--- Exercise requirements ---
Using the material that follows, identify and copy each line with the string "Hydroelectric".

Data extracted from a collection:

------------------------

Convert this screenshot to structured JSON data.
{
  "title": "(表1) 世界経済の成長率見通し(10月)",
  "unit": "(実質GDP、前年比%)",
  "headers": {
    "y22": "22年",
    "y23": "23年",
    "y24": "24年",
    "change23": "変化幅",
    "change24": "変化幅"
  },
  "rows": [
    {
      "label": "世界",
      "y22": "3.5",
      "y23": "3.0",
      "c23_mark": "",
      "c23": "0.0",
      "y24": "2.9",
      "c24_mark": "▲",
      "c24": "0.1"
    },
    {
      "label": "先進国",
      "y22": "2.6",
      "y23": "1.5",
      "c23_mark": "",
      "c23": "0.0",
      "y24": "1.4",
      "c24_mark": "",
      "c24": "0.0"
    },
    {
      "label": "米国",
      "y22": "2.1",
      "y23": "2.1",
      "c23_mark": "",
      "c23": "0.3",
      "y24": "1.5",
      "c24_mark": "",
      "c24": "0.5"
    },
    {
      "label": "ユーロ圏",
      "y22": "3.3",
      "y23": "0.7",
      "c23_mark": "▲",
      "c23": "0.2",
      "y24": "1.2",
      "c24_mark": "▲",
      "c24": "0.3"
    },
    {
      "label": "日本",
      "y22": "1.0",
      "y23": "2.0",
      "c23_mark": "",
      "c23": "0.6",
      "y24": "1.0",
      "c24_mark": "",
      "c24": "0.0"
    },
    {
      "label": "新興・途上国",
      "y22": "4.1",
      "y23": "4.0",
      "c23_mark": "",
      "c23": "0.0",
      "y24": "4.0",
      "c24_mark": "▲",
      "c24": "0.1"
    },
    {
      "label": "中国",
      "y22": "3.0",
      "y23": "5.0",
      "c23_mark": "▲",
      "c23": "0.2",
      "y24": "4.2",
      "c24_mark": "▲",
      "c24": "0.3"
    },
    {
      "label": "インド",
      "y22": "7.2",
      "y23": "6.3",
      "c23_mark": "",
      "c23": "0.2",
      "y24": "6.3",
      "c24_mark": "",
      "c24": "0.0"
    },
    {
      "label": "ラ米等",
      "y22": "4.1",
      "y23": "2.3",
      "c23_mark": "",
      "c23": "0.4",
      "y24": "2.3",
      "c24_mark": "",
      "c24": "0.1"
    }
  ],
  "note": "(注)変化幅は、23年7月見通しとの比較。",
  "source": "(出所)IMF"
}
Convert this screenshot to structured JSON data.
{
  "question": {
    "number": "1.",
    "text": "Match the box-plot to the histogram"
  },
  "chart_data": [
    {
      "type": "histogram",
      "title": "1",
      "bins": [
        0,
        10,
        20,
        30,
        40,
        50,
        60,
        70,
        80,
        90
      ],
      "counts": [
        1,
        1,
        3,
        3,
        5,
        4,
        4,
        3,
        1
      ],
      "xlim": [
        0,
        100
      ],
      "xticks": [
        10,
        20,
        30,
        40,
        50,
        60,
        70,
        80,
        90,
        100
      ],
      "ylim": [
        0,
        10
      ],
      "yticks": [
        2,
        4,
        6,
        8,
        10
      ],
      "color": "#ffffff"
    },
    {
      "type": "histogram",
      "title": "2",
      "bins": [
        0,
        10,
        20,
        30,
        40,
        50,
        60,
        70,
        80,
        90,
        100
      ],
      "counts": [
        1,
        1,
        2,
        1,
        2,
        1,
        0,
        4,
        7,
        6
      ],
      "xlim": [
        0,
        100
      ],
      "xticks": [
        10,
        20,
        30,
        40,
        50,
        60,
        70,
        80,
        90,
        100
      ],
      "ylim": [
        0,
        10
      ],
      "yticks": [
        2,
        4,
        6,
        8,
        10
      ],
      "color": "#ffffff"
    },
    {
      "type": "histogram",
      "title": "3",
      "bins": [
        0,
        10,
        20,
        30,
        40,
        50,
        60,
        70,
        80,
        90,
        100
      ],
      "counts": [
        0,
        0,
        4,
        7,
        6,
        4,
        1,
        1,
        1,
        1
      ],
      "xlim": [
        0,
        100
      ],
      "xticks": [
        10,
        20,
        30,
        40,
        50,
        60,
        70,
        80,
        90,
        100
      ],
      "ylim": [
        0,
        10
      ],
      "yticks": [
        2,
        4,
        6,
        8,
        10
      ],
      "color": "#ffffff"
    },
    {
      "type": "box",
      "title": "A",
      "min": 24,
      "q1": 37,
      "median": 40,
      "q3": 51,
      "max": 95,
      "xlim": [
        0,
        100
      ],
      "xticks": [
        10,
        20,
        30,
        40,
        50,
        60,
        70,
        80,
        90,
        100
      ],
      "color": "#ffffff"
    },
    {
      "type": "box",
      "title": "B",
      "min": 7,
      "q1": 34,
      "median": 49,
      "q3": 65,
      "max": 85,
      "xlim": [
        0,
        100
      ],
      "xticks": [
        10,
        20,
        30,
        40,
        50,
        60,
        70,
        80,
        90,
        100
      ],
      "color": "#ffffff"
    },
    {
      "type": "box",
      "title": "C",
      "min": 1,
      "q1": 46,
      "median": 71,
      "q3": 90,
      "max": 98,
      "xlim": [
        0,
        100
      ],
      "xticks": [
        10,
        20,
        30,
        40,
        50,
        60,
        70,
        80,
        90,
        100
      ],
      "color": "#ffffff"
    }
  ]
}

------------------------

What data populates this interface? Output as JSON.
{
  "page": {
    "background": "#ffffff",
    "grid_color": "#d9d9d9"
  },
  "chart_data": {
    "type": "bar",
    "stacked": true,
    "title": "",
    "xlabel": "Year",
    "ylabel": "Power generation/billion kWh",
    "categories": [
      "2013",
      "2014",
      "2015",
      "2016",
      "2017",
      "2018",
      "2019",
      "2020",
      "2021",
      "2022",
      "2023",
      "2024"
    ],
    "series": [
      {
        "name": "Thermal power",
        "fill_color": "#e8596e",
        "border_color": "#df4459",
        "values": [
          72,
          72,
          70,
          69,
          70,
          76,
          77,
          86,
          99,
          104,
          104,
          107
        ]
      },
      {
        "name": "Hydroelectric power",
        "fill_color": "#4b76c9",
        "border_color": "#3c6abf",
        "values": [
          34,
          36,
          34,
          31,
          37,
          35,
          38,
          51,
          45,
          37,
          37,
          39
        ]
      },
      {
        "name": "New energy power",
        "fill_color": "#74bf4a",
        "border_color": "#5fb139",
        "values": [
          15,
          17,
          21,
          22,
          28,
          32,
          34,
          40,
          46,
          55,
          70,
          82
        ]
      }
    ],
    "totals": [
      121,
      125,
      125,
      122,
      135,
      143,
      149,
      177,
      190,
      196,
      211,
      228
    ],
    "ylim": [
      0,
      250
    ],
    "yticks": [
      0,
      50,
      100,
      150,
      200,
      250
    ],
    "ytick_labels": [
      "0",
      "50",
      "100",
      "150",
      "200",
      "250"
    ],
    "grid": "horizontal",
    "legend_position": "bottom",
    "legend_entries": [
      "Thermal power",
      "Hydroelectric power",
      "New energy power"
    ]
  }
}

------------------------

--- Task output ---
        "name": "Hydroelectric power",
      "Hydroelectric power",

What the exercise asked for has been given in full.